■ What is being asked ■
Omit all pictures, then retype the data exactly as given.

[Data tied to figure images]
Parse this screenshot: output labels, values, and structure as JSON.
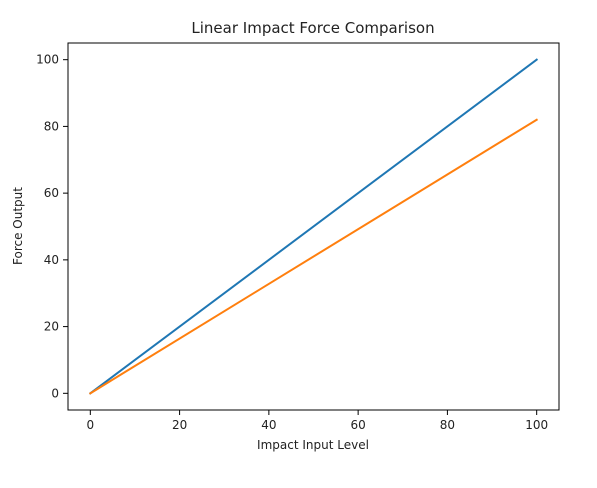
{
  "chart_data": {
    "type": "line",
    "title": "Linear Impact Force Comparison",
    "xlabel": "Impact Input Level",
    "ylabel": "Force Output",
    "xlim": [
      -5,
      105
    ],
    "ylim": [
      -5,
      105
    ],
    "xticks": [
      0,
      20,
      40,
      60,
      80,
      100
    ],
    "yticks": [
      0,
      20,
      40,
      60,
      80,
      100
    ],
    "grid": false,
    "series": [
      {
        "color": "#1f77b4",
        "x": [
          0,
          100
        ],
        "y": [
          0,
          100
        ]
      },
      {
        "color": "#ff7f0e",
        "x": [
          0,
          100
        ],
        "y": [
          0,
          82
        ]
      }
    ]
  }
}
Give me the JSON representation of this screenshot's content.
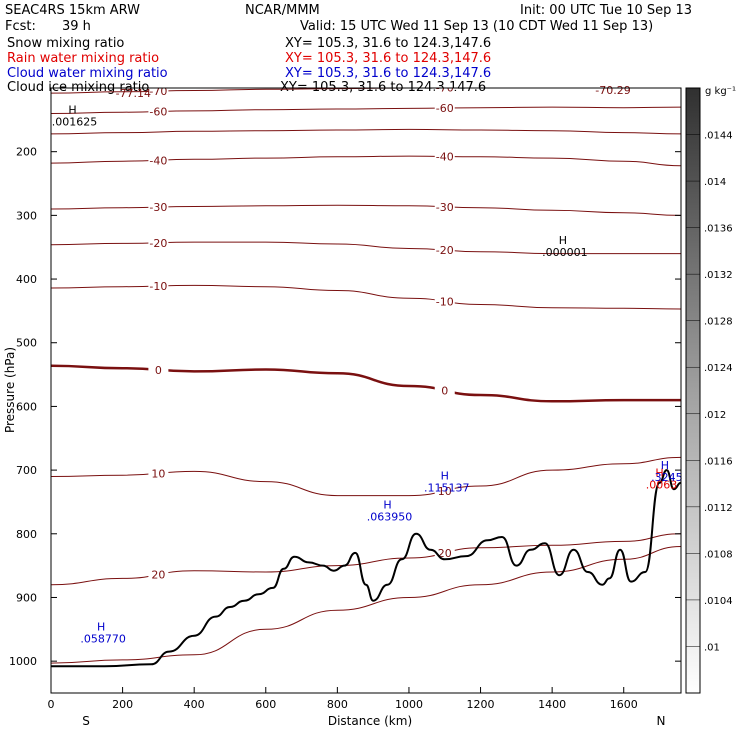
{
  "header": {
    "model": "SEAC4RS 15km ARW",
    "center": "NCAR/MMM",
    "init": "Init: 00 UTC Tue 10 Sep 13",
    "fcst_label": "Fcst:",
    "fcst_value": "39 h",
    "valid": "Valid: 15 UTC Wed 11 Sep 13 (10 CDT Wed 11 Sep 13)",
    "fields": [
      {
        "name": "Snow mixing ratio",
        "xy": "XY= 105.3, 31.6 to 124.3,147.6",
        "color": "#000000"
      },
      {
        "name": "Rain water mixing ratio",
        "xy": "XY= 105.3, 31.6 to 124.3,147.6",
        "color": "#e00000"
      },
      {
        "name": "Cloud water mixing ratio",
        "xy": "XY= 105.3, 31.6 to 124.3,147.6",
        "color": "#0000cc"
      },
      {
        "name": "Cloud ice mixing ratio",
        "xy": "XY= 105.3, 31.6 to 124.3,147.6",
        "color": "#000000"
      }
    ]
  },
  "chart_data": {
    "type": "line",
    "xlabel": "Distance (km)",
    "ylabel": "Pressure (hPa)",
    "xlim": [
      0,
      1760
    ],
    "ylim": [
      1050,
      100
    ],
    "x_ticks": [
      0,
      200,
      400,
      600,
      800,
      1000,
      1200,
      1400,
      1600
    ],
    "y_ticks": [
      200,
      300,
      400,
      500,
      600,
      700,
      800,
      900,
      1000
    ],
    "x_end_labels": {
      "left": "S",
      "right": "N"
    },
    "colorbar": {
      "unit": "g kg⁻¹",
      "ticks": [
        ".01",
        ".0104",
        ".0108",
        ".0112",
        ".0116",
        ".012",
        ".0124",
        ".0128",
        ".0132",
        ".0136",
        ".014",
        ".0144"
      ],
      "range": [
        0.0096,
        0.0148
      ]
    },
    "temperature_contours": [
      {
        "level": -70,
        "label": "-70",
        "x": [
          0,
          200,
          400,
          600,
          800,
          1000,
          1200,
          1400,
          1600,
          1760
        ],
        "p": [
          108,
          106,
          104,
          102,
          101,
          100,
          99,
          98,
          97,
          96
        ]
      },
      {
        "level": -60,
        "label": "-60",
        "x": [
          0,
          200,
          400,
          600,
          800,
          1000,
          1200,
          1400,
          1600,
          1760
        ],
        "p": [
          140,
          138,
          136,
          134,
          133,
          132,
          131,
          130,
          131,
          130
        ]
      },
      {
        "level": -50,
        "label": "",
        "x": [
          0,
          200,
          400,
          600,
          800,
          1000,
          1200,
          1400,
          1600,
          1760
        ],
        "p": [
          172,
          170,
          168,
          167,
          166,
          165,
          166,
          167,
          170,
          172
        ]
      },
      {
        "level": -40,
        "label": "-40",
        "x": [
          0,
          200,
          400,
          600,
          800,
          1000,
          1200,
          1400,
          1600,
          1760
        ],
        "p": [
          218,
          215,
          212,
          210,
          208,
          207,
          208,
          210,
          215,
          222
        ]
      },
      {
        "level": -30,
        "label": "-30",
        "x": [
          0,
          200,
          400,
          600,
          800,
          1000,
          1200,
          1400,
          1600,
          1760
        ],
        "p": [
          290,
          288,
          286,
          285,
          284,
          285,
          288,
          292,
          296,
          300
        ]
      },
      {
        "level": -20,
        "label": "-20",
        "x": [
          0,
          200,
          400,
          600,
          800,
          1000,
          1200,
          1400,
          1600,
          1760
        ],
        "p": [
          346,
          344,
          342,
          342,
          345,
          352,
          357,
          360,
          360,
          360
        ]
      },
      {
        "level": -10,
        "label": "-10",
        "x": [
          0,
          200,
          400,
          600,
          800,
          1000,
          1200,
          1400,
          1600,
          1760
        ],
        "p": [
          414,
          412,
          410,
          412,
          418,
          430,
          440,
          445,
          446,
          447
        ]
      },
      {
        "level": 0,
        "label": "0",
        "x": [
          0,
          200,
          400,
          600,
          800,
          1000,
          1200,
          1400,
          1600,
          1760
        ],
        "p": [
          536,
          540,
          545,
          542,
          548,
          568,
          582,
          592,
          590,
          590
        ]
      },
      {
        "level": 10,
        "label": "10",
        "x": [
          0,
          200,
          400,
          600,
          800,
          1000,
          1200,
          1400,
          1600,
          1760
        ],
        "p": [
          710,
          708,
          702,
          718,
          740,
          740,
          725,
          700,
          690,
          680
        ]
      },
      {
        "level": 20,
        "label": "20",
        "x": [
          0,
          200,
          400,
          600,
          800,
          1000,
          1200,
          1400,
          1600,
          1760
        ],
        "p": [
          880,
          870,
          858,
          860,
          850,
          838,
          822,
          818,
          812,
          800
        ]
      },
      {
        "level": 30,
        "label": "",
        "x": [
          0,
          200,
          400,
          600,
          800,
          1000,
          1200,
          1400,
          1600,
          1760
        ],
        "p": [
          1003,
          998,
          990,
          950,
          920,
          900,
          880,
          860,
          840,
          820
        ]
      }
    ],
    "terrain": {
      "x": [
        0,
        150,
        280,
        330,
        400,
        460,
        500,
        540,
        580,
        620,
        650,
        680,
        720,
        760,
        790,
        820,
        850,
        880,
        900,
        940,
        980,
        1020,
        1060,
        1100,
        1160,
        1220,
        1260,
        1300,
        1340,
        1380,
        1420,
        1460,
        1500,
        1540,
        1560,
        1590,
        1620,
        1660,
        1700,
        1720,
        1740,
        1760
      ],
      "p": [
        1008,
        1008,
        1005,
        985,
        960,
        930,
        915,
        905,
        895,
        885,
        855,
        836,
        845,
        850,
        858,
        850,
        830,
        880,
        905,
        880,
        840,
        800,
        825,
        840,
        835,
        810,
        805,
        850,
        825,
        815,
        865,
        825,
        860,
        880,
        870,
        825,
        875,
        860,
        720,
        700,
        730,
        720
      ]
    },
    "maxima": [
      {
        "label": ".001625",
        "marker": "H",
        "x": 60,
        "p": 140,
        "color": "#000000"
      },
      {
        "label": ".000001",
        "marker": "H",
        "x": 1430,
        "p": 345,
        "color": "#000000"
      },
      {
        "label": ".063950",
        "marker": "H",
        "x": 940,
        "p": 760,
        "color": "#0000cc"
      },
      {
        "label": ".115137",
        "marker": "H",
        "x": 1100,
        "p": 715,
        "color": "#0000cc"
      },
      {
        "label": ".058770",
        "marker": "H",
        "x": 140,
        "p": 952,
        "color": "#0000cc"
      },
      {
        "label": ".0063",
        "marker": "H",
        "x": 1700,
        "p": 710,
        "color": "#e00000"
      },
      {
        "label": ".3245",
        "marker": "H",
        "x": 1715,
        "p": 698,
        "color": "#0000cc"
      }
    ],
    "top_labels": [
      {
        "label": "-77.14",
        "x": 230,
        "p": 108
      },
      {
        "label": "-70.29",
        "x": 1570,
        "p": 103
      }
    ]
  }
}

■ Full answer ■
Parse this screenshot: output labels, values, and structure as JSON.
{
  "chart_data": {
    "type": "line",
    "title": "Linear Impact Force Comparison",
    "xlabel": "Impact Input Level",
    "ylabel": "Force Output",
    "xlim": [
      -5,
      105
    ],
    "ylim": [
      -5,
      105
    ],
    "xticks": [
      0,
      20,
      40,
      60,
      80,
      100
    ],
    "yticks": [
      0,
      20,
      40,
      60,
      80,
      100
    ],
    "grid": false,
    "series": [
      {
        "color": "#1f77b4",
        "x": [
          0,
          100
        ],
        "y": [
          0,
          100
        ]
      },
      {
        "color": "#ff7f0e",
        "x": [
          0,
          100
        ],
        "y": [
          0,
          82
        ]
      }
    ]
  }
}
Give me the JSON representation of this screenshot's content.
{
  "header": {
    "model": "SEAC4RS 15km ARW",
    "center": "NCAR/MMM",
    "init": "Init: 00 UTC Tue 10 Sep 13",
    "fcst_label": "Fcst:",
    "fcst_value": "39 h",
    "valid": "Valid: 15 UTC Wed 11 Sep 13 (10 CDT Wed 11 Sep 13)",
    "fields": [
      {
        "name": "Snow mixing ratio",
        "xy": "XY= 105.3, 31.6 to 124.3,147.6",
        "color": "#000000"
      },
      {
        "name": "Rain water mixing ratio",
        "xy": "XY= 105.3, 31.6 to 124.3,147.6",
        "color": "#e00000"
      },
      {
        "name": "Cloud water mixing ratio",
        "xy": "XY= 105.3, 31.6 to 124.3,147.6",
        "color": "#0000cc"
      },
      {
        "name": "Cloud ice mixing ratio",
        "xy": "XY= 105.3, 31.6 to 124.3,147.6",
        "color": "#000000"
      }
    ]
  },
  "chart_data": {
    "type": "line",
    "xlabel": "Distance (km)",
    "ylabel": "Pressure (hPa)",
    "xlim": [
      0,
      1760
    ],
    "ylim": [
      1050,
      100
    ],
    "x_ticks": [
      0,
      200,
      400,
      600,
      800,
      1000,
      1200,
      1400,
      1600
    ],
    "y_ticks": [
      200,
      300,
      400,
      500,
      600,
      700,
      800,
      900,
      1000
    ],
    "x_end_labels": {
      "left": "S",
      "right": "N"
    },
    "colorbar": {
      "unit": "g kg⁻¹",
      "ticks": [
        ".01",
        ".0104",
        ".0108",
        ".0112",
        ".0116",
        ".012",
        ".0124",
        ".0128",
        ".0132",
        ".0136",
        ".014",
        ".0144"
      ],
      "range": [
        0.0096,
        0.0148
      ]
    },
    "temperature_contours": [
      {
        "level": -70,
        "label": "-70",
        "x": [
          0,
          200,
          400,
          600,
          800,
          1000,
          1200,
          1400,
          1600,
          1760
        ],
        "p": [
          108,
          106,
          104,
          102,
          101,
          100,
          99,
          98,
          97,
          96
        ]
      },
      {
        "level": -60,
        "label": "-60",
        "x": [
          0,
          200,
          400,
          600,
          800,
          1000,
          1200,
          1400,
          1600,
          1760
        ],
        "p": [
          140,
          138,
          136,
          134,
          133,
          132,
          131,
          130,
          131,
          130
        ]
      },
      {
        "level": -50,
        "label": "",
        "x": [
          0,
          200,
          400,
          600,
          800,
          1000,
          1200,
          1400,
          1600,
          1760
        ],
        "p": [
          172,
          170,
          168,
          167,
          166,
          165,
          166,
          167,
          170,
          172
        ]
      },
      {
        "level": -40,
        "label": "-40",
        "x": [
          0,
          200,
          400,
          600,
          800,
          1000,
          1200,
          1400,
          1600,
          1760
        ],
        "p": [
          218,
          215,
          212,
          210,
          208,
          207,
          208,
          210,
          215,
          222
        ]
      },
      {
        "level": -30,
        "label": "-30",
        "x": [
          0,
          200,
          400,
          600,
          800,
          1000,
          1200,
          1400,
          1600,
          1760
        ],
        "p": [
          290,
          288,
          286,
          285,
          284,
          285,
          288,
          292,
          296,
          300
        ]
      },
      {
        "level": -20,
        "label": "-20",
        "x": [
          0,
          200,
          400,
          600,
          800,
          1000,
          1200,
          1400,
          1600,
          1760
        ],
        "p": [
          346,
          344,
          342,
          342,
          345,
          352,
          357,
          360,
          360,
          360
        ]
      },
      {
        "level": -10,
        "label": "-10",
        "x": [
          0,
          200,
          400,
          600,
          800,
          1000,
          1200,
          1400,
          1600,
          1760
        ],
        "p": [
          414,
          412,
          410,
          412,
          418,
          430,
          440,
          445,
          446,
          447
        ]
      },
      {
        "level": 0,
        "label": "0",
        "x": [
          0,
          200,
          400,
          600,
          800,
          1000,
          1200,
          1400,
          1600,
          1760
        ],
        "p": [
          536,
          540,
          545,
          542,
          548,
          568,
          582,
          592,
          590,
          590
        ]
      },
      {
        "level": 10,
        "label": "10",
        "x": [
          0,
          200,
          400,
          600,
          800,
          1000,
          1200,
          1400,
          1600,
          1760
        ],
        "p": [
          710,
          708,
          702,
          718,
          740,
          740,
          725,
          700,
          690,
          680
        ]
      },
      {
        "level": 20,
        "label": "20",
        "x": [
          0,
          200,
          400,
          600,
          800,
          1000,
          1200,
          1400,
          1600,
          1760
        ],
        "p": [
          880,
          870,
          858,
          860,
          850,
          838,
          822,
          818,
          812,
          800
        ]
      },
      {
        "level": 30,
        "label": "",
        "x": [
          0,
          200,
          400,
          600,
          800,
          1000,
          1200,
          1400,
          1600,
          1760
        ],
        "p": [
          1003,
          998,
          990,
          950,
          920,
          900,
          880,
          860,
          840,
          820
        ]
      }
    ],
    "terrain": {
      "x": [
        0,
        150,
        280,
        330,
        400,
        460,
        500,
        540,
        580,
        620,
        650,
        680,
        720,
        760,
        790,
        820,
        850,
        880,
        900,
        940,
        980,
        1020,
        1060,
        1100,
        1160,
        1220,
        1260,
        1300,
        1340,
        1380,
        1420,
        1460,
        1500,
        1540,
        1560,
        1590,
        1620,
        1660,
        1700,
        1720,
        1740,
        1760
      ],
      "p": [
        1008,
        1008,
        1005,
        985,
        960,
        930,
        915,
        905,
        895,
        885,
        855,
        836,
        845,
        850,
        858,
        850,
        830,
        880,
        905,
        880,
        840,
        800,
        825,
        840,
        835,
        810,
        805,
        850,
        825,
        815,
        865,
        825,
        860,
        880,
        870,
        825,
        875,
        860,
        720,
        700,
        730,
        720
      ]
    },
    "maxima": [
      {
        "label": ".001625",
        "marker": "H",
        "x": 60,
        "p": 140,
        "color": "#000000"
      },
      {
        "label": ".000001",
        "marker": "H",
        "x": 1430,
        "p": 345,
        "color": "#000000"
      },
      {
        "label": ".063950",
        "marker": "H",
        "x": 940,
        "p": 760,
        "color": "#0000cc"
      },
      {
        "label": ".115137",
        "marker": "H",
        "x": 1100,
        "p": 715,
        "color": "#0000cc"
      },
      {
        "label": ".058770",
        "marker": "H",
        "x": 140,
        "p": 952,
        "color": "#0000cc"
      },
      {
        "label": ".0063",
        "marker": "H",
        "x": 1700,
        "p": 710,
        "color": "#e00000"
      },
      {
        "label": ".3245",
        "marker": "H",
        "x": 1715,
        "p": 698,
        "color": "#0000cc"
      }
    ],
    "top_labels": [
      {
        "label": "-77.14",
        "x": 230,
        "p": 108
      },
      {
        "label": "-70.29",
        "x": 1570,
        "p": 103
      }
    ]
  }
}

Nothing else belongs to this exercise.